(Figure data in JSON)
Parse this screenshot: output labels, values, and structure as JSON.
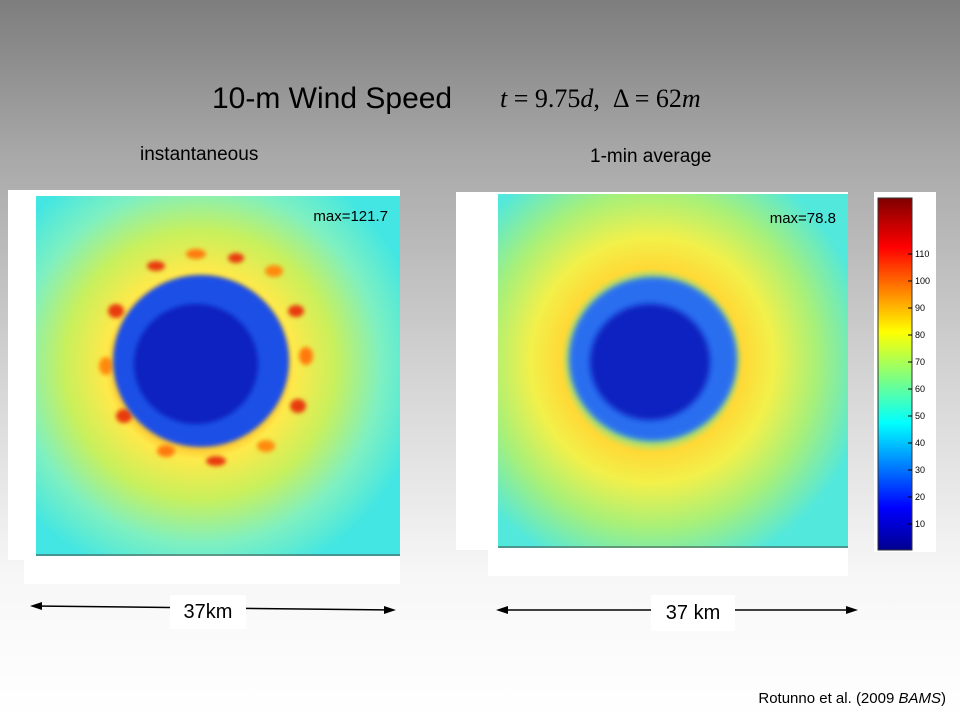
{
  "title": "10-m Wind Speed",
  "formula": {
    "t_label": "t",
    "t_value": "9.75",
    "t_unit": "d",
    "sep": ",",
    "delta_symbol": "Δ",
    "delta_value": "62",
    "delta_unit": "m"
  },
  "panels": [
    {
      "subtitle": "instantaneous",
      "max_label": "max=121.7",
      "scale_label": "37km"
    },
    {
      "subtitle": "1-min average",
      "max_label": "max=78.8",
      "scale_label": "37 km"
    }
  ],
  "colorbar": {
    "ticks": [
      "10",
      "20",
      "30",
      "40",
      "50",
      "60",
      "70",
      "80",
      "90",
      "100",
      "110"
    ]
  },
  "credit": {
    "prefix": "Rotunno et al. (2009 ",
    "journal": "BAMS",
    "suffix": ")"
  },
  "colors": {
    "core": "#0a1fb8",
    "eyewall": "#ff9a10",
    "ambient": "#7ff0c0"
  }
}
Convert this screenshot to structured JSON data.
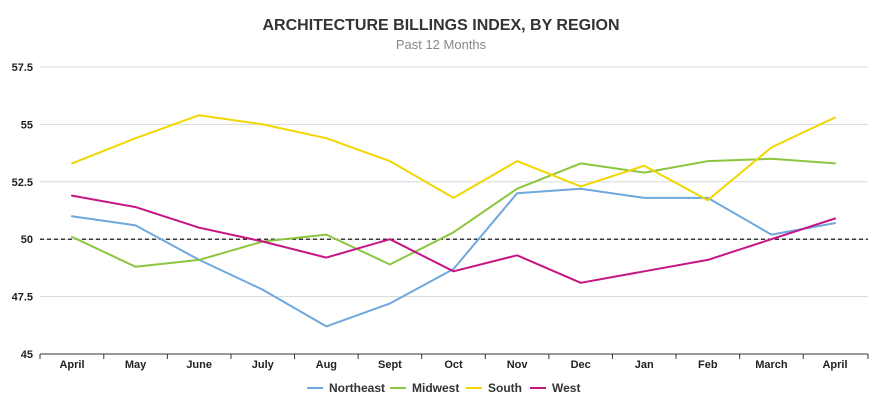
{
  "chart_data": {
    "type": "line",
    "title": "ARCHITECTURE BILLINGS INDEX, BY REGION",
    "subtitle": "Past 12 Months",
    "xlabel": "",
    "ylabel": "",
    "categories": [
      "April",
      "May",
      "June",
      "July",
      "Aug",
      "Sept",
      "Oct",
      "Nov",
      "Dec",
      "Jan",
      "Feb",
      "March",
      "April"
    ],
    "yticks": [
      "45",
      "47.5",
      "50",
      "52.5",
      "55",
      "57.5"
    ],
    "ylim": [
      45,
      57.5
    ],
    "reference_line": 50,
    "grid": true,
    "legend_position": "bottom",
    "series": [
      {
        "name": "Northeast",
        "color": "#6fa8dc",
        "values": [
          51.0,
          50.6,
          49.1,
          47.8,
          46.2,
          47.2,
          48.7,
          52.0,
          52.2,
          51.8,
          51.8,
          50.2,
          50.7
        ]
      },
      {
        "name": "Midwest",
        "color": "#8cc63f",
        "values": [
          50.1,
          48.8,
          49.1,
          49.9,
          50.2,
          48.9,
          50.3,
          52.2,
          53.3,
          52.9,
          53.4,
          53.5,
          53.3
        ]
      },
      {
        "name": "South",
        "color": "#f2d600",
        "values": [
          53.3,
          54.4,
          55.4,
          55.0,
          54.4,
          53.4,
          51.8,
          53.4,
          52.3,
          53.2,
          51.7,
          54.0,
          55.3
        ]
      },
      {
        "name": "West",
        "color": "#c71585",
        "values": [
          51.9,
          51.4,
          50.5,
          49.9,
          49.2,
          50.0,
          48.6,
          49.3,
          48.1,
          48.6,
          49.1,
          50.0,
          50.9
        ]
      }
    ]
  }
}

**What is required**
Pick out the lines above containing the word "subtitle", then copy them.

**Solution for this exercise**
      "subtitle": "instantaneous",
      "subtitle": "1-min average",
    "subtitle": "Past 12 Months",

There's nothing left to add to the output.